Dataset excerpt:
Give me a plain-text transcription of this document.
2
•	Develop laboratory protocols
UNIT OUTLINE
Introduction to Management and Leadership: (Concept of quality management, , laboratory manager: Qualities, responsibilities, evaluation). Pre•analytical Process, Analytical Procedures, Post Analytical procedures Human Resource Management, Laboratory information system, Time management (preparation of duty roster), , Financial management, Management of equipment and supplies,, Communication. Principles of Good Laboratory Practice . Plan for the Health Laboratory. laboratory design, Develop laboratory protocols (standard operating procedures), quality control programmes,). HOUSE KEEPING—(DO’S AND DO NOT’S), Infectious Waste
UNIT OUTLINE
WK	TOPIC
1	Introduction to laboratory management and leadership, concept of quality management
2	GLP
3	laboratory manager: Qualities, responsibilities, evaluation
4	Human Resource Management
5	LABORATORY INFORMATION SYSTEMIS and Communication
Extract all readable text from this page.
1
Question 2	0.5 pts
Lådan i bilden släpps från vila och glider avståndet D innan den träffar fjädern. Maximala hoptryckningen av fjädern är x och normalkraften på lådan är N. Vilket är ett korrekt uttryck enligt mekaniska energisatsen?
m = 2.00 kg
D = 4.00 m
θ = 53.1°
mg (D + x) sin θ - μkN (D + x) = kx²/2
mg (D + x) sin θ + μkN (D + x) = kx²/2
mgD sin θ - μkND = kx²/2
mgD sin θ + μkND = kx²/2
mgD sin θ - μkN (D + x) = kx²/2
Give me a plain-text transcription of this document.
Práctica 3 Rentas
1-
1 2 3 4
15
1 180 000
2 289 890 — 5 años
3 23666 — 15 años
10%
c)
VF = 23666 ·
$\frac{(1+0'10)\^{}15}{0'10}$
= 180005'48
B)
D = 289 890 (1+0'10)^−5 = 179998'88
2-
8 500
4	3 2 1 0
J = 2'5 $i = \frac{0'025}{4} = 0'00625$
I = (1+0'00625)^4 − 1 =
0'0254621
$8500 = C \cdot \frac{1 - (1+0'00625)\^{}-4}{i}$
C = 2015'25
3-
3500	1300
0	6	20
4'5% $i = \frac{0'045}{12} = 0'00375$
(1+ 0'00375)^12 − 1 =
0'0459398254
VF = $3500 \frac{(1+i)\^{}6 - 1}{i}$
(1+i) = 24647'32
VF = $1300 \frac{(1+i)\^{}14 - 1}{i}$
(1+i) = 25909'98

[SHORT PROBLEM]:
Return all of the entries word for word.

[EXPECTED OUTPUT]:
Give me a plain-text transcription of this document.
2
•	Develop laboratory protocols
UNIT OUTLINE
Introduction to Management and Leadership: (Concept of quality management, , laboratory manager: Qualities, responsibilities, evaluation). Pre•analytical Process, Analytical Procedures, Post Analytical procedures Human Resource Management, Laboratory information system, Time management (preparation of duty roster), , Financial management, Management of equipment and supplies,, Communication. Principles of Good Laboratory Practice . Plan for the Health Laboratory. laboratory design, Develop laboratory protocols (standard operating procedures), quality control programmes,). HOUSE KEEPING—(DO’S AND DO NOT’S), Infectious Waste
UNIT OUTLINE
WK	TOPIC
1	Introduction to laboratory management and leadership, concept of quality management
2	GLP
3	laboratory manager: Qualities, responsibilities, evaluation
4	Human Resource Management
5	LABORATORY INFORMATION SYSTEMIS and Communication
Extract all readable text from this page.
1
Question 2	0.5 pts
Lådan i bilden släpps från vila och glider avståndet D innan den träffar fjädern. Maximala hoptryckningen av fjädern är x och normalkraften på lådan är N. Vilket är ett korrekt uttryck enligt mekaniska energisatsen?
m = 2.00 kg
D = 4.00 m
θ = 53.1°
mg (D + x) sin θ - μkN (D + x) = kx²/2
mg (D + x) sin θ + μkN (D + x) = kx²/2
mgD sin θ - μkND = kx²/2
mgD sin θ + μkND = kx²/2
mgD sin θ - μkN (D + x) = kx²/2
Give me a plain-text transcription of this document.
Práctica 3 Rentas
1-
1 2 3 4
15
1 180 000
2 289 890 — 5 años
3 23666 — 15 años
10%
c)
VF = 23666 ·
$\frac{(1+0'10)\^{}15}{0'10}$
= 180005'48
B)
D = 289 890 (1+0'10)^−5 = 179998'88
2-
8 500
4	3 2 1 0
J = 2'5 $i = \frac{0'025}{4} = 0'00625$
I = (1+0'00625)^4 − 1 =
0'0254621
$8500 = C \cdot \frac{1 - (1+0'00625)\^{}-4}{i}$
C = 2015'25
3-
3500	1300
0	6	20
4'5% $i = \frac{0'045}{12} = 0'00375$
(1+ 0'00375)^12 − 1 =
0'0459398254
VF = $3500 \frac{(1+i)\^{}6 - 1}{i}$
(1+i) = 24647'32
VF = $1300 \frac{(1+i)\^{}14 - 1}{i}$
(1+i) = 25909'98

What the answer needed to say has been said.